Set task: Return all lines that include the string "tester".

Data excerpts:
+++++

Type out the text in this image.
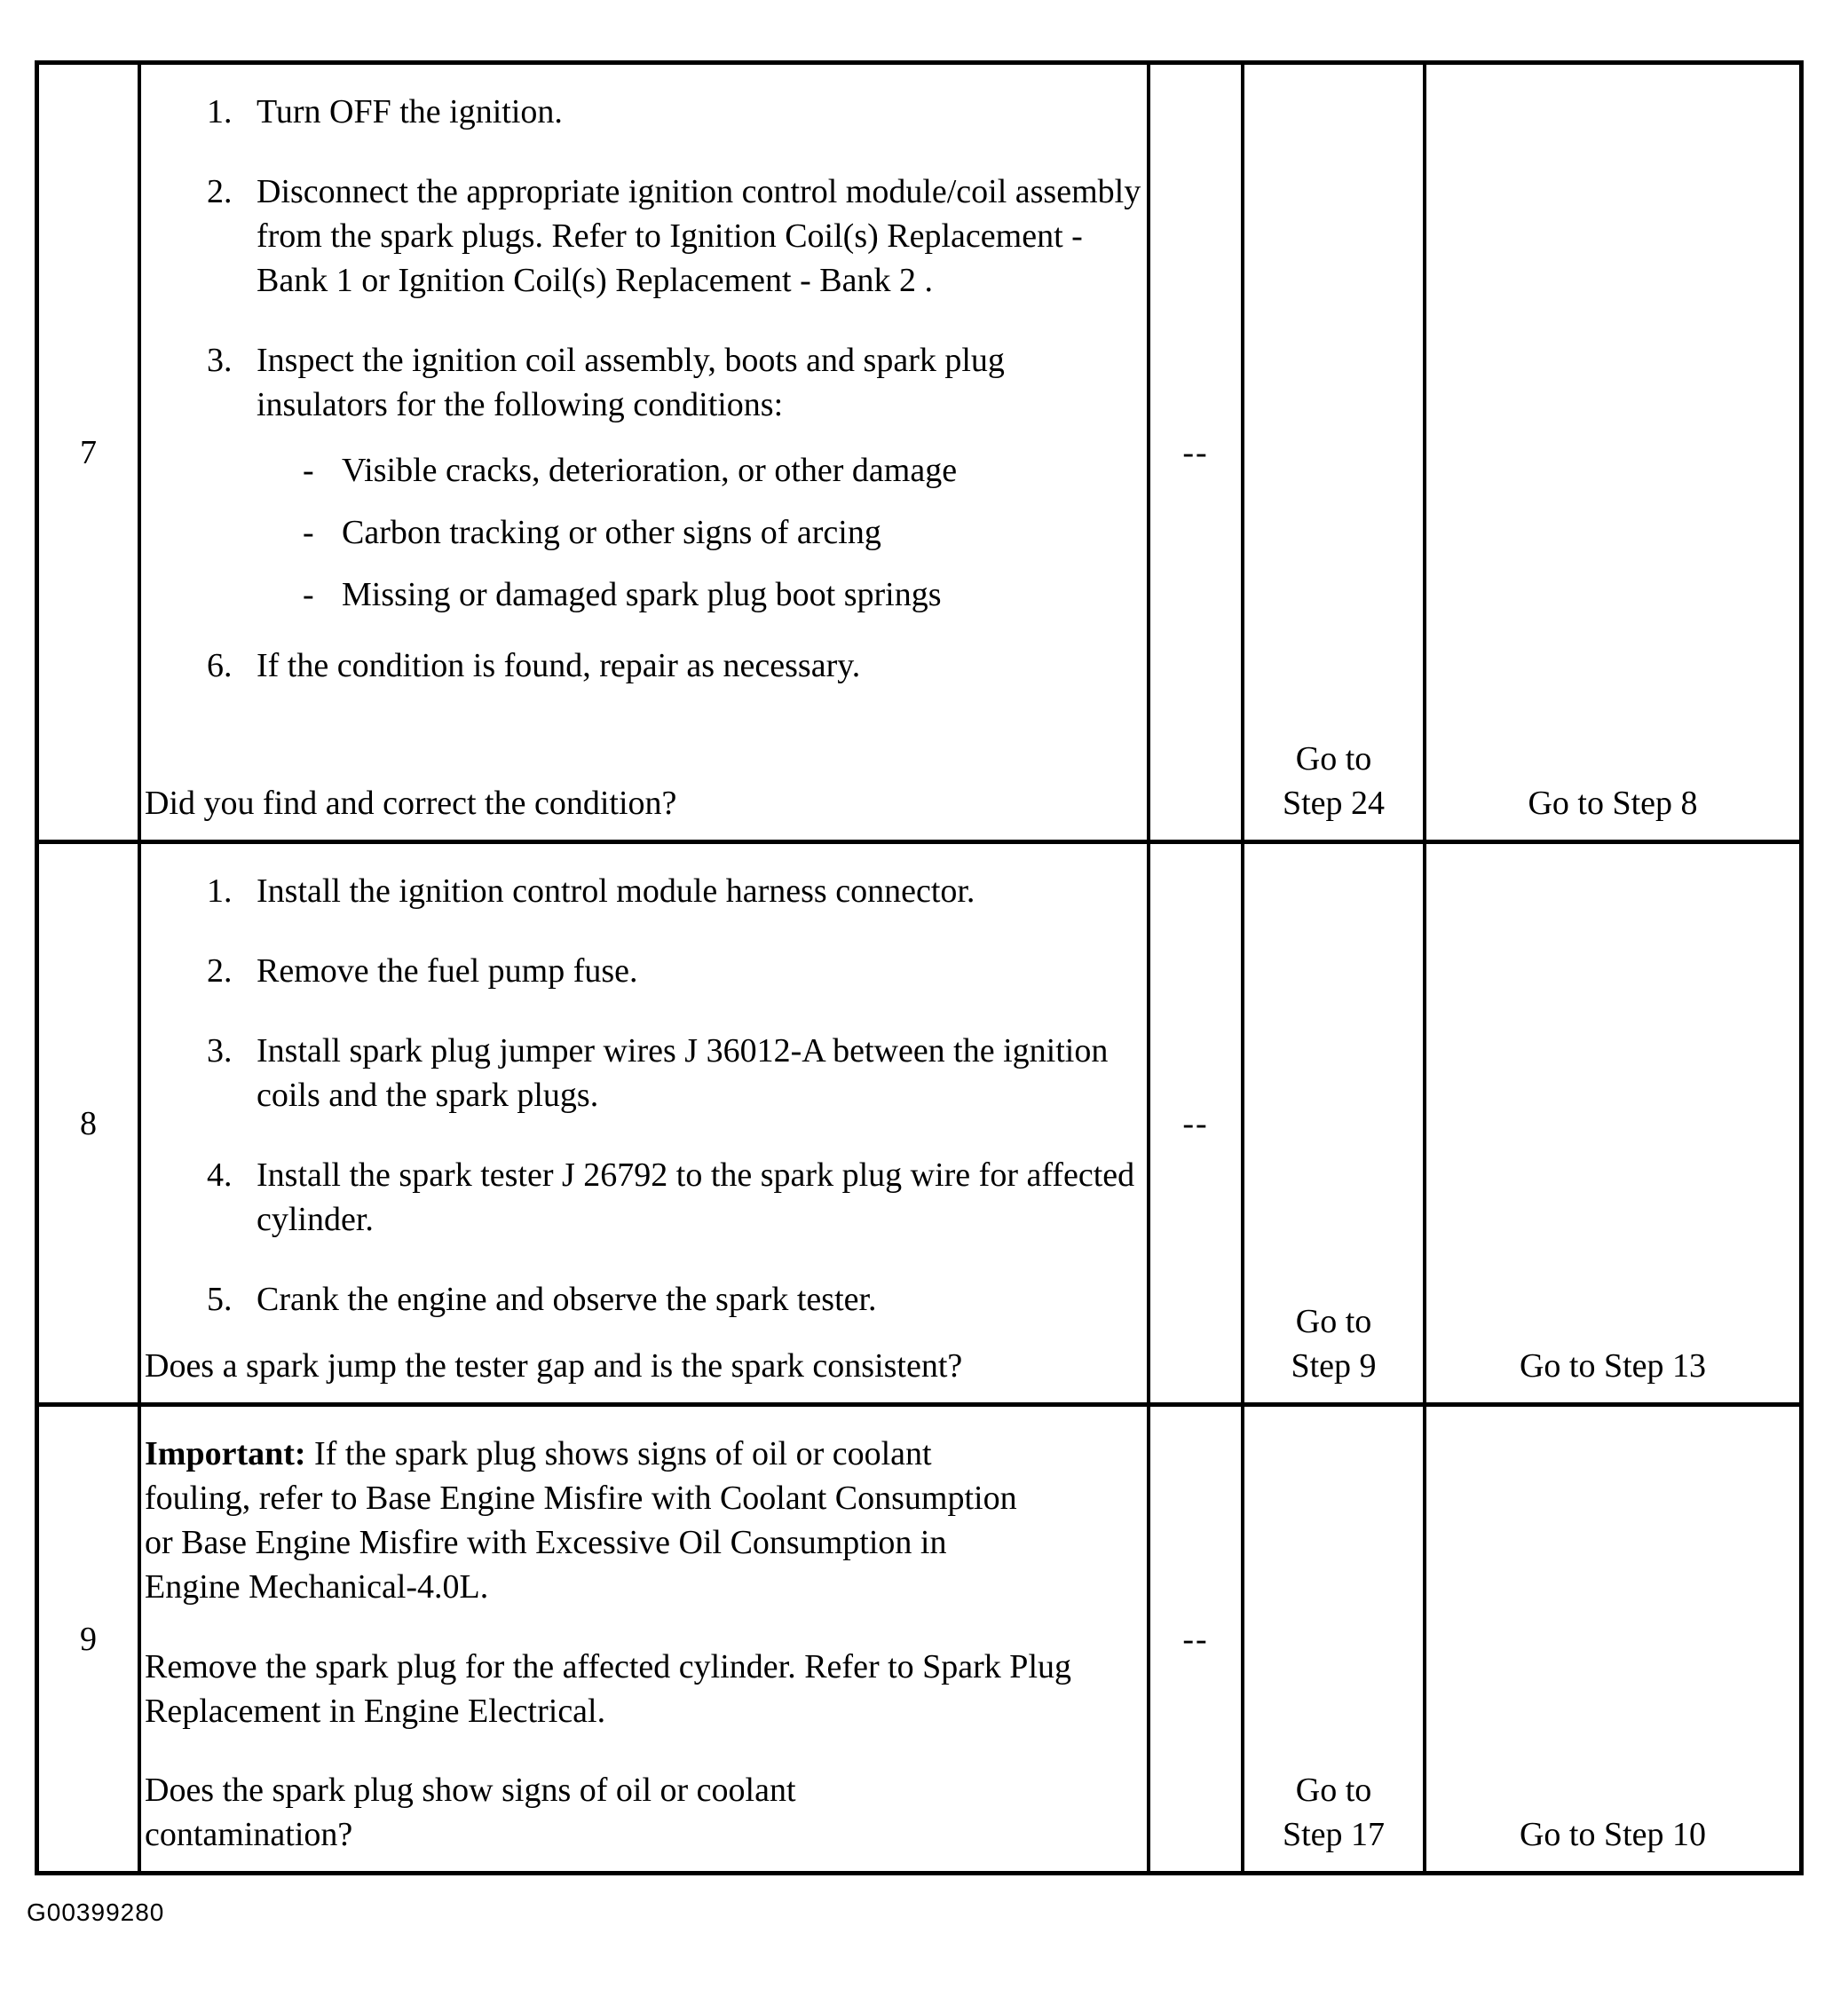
7
1. Turn OFF the ignition.
2. Disconnect the appropriate ignition control module/coil assembly from the spark plugs. Refer to Ignition Coil(s) Replacement - Bank 1 or Ignition Coil(s) Replacement - Bank 2 .
3. Inspect the ignition coil assembly, boots and spark plug insulators for the following conditions:
- Visible cracks, deterioration, or other damage
- Carbon tracking or other signs of arcing
- Missing or damaged spark plug boot springs
6. If the condition is found, repair as necessary.
Did you find and correct the condition?
--
Go to Step 24	Go to Step 8
8
1. Install the ignition control module harness connector.
2. Remove the fuel pump fuse.
3. Install spark plug jumper wires J 36012-A between the ignition coils and the spark plugs.
4. Install the spark tester J 26792 to the spark plug wire for affected cylinder.
5. Crank the engine and observe the spark tester.
Does a spark jump the tester gap and is the spark consistent?
--
Go to Step 9	Go to Step 13
9
Important: If the spark plug shows signs of oil or coolant fouling, refer to Base Engine Misfire with Coolant Consumption or Base Engine Misfire with Excessive Oil Consumption in Engine Mechanical-4.0L.
Remove the spark plug for the affected cylinder. Refer to Spark Plug Replacement in Engine Electrical.
Does the spark plug show signs of oil or coolant contamination?
--
Go to Step 17	Go to Step 10
G00399280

+++++

Worked answer:
4. Install the spark tester J 26792 to the spark plug wire for affected cylinder.
5. Crank the engine and observe the spark tester.
Does a spark jump the tester gap and is the spark consistent?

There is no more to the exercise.